━━ DATA SHOWN ━━

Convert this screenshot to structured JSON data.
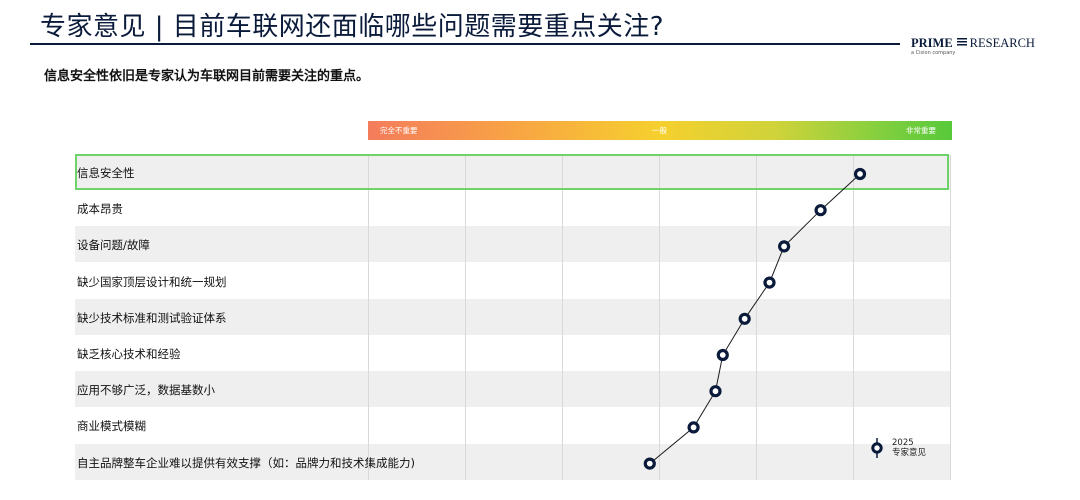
{
  "header": {
    "title": "专家意见 | 目前车联网还面临哪些问题需要重点关注?",
    "brand_bold": "PRIME",
    "brand_rest": "RESEARCH",
    "brand_sub": "a Cision company"
  },
  "subtitle": "信息安全性依旧是专家认为车联网目前需要关注的重点。",
  "scale": {
    "low_label": "完全不重要",
    "mid_label": "一般",
    "high_label": "非常重要"
  },
  "legend": {
    "year": "2025",
    "label": "专家意见"
  },
  "colors": {
    "marker": "#0a1a3a",
    "highlight": "#6fd36a"
  },
  "chart_data": {
    "type": "line",
    "title": "",
    "xlabel": "",
    "ylabel": "",
    "x_scale": "importance",
    "xlim": [
      0,
      6
    ],
    "categories": [
      "信息安全性",
      "成本昂贵",
      "设备问题/故障",
      "缺少国家顶层设计和统一规划",
      "缺少技术标准和测试验证体系",
      "缺乏核心技术和经验",
      "应用不够广泛，数据基数小",
      "商业模式模糊",
      "自主品牌整车企业难以提供有效支撑（如：品牌力和技术集成能力)"
    ],
    "series": [
      {
        "name": "专家意见",
        "year": "2025",
        "values": [
          5.37,
          5.1,
          4.85,
          4.75,
          4.58,
          4.43,
          4.38,
          4.23,
          3.93
        ]
      }
    ],
    "highlighted": "信息安全性",
    "grid": true
  }
}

━━━

EXERCISE GOAL » Write the listing above out again exactly, dropping each image.

REPLY »
Convert this screenshot to structured JSON data.
{
  "header": {
    "title": "专家意见 | 目前车联网还面临哪些问题需要重点关注?",
    "brand_bold": "PRIME",
    "brand_rest": "RESEARCH",
    "brand_sub": "a Cision company"
  },
  "subtitle": "信息安全性依旧是专家认为车联网目前需要关注的重点。",
  "scale": {
    "low_label": "完全不重要",
    "mid_label": "一般",
    "high_label": "非常重要"
  },
  "legend": {
    "year": "2025",
    "label": "专家意见"
  },
  "colors": {
    "marker": "#0a1a3a",
    "highlight": "#6fd36a"
  },
  "chart_data": {
    "type": "line",
    "title": "",
    "xlabel": "",
    "ylabel": "",
    "x_scale": "importance",
    "xlim": [
      0,
      6
    ],
    "categories": [
      "信息安全性",
      "成本昂贵",
      "设备问题/故障",
      "缺少国家顶层设计和统一规划",
      "缺少技术标准和测试验证体系",
      "缺乏核心技术和经验",
      "应用不够广泛，数据基数小",
      "商业模式模糊",
      "自主品牌整车企业难以提供有效支撑（如：品牌力和技术集成能力)"
    ],
    "series": [
      {
        "name": "专家意见",
        "year": "2025",
        "values": [
          5.37,
          5.1,
          4.85,
          4.75,
          4.58,
          4.43,
          4.38,
          4.23,
          3.93
        ]
      }
    ],
    "highlighted": "信息安全性",
    "grid": true
  }
}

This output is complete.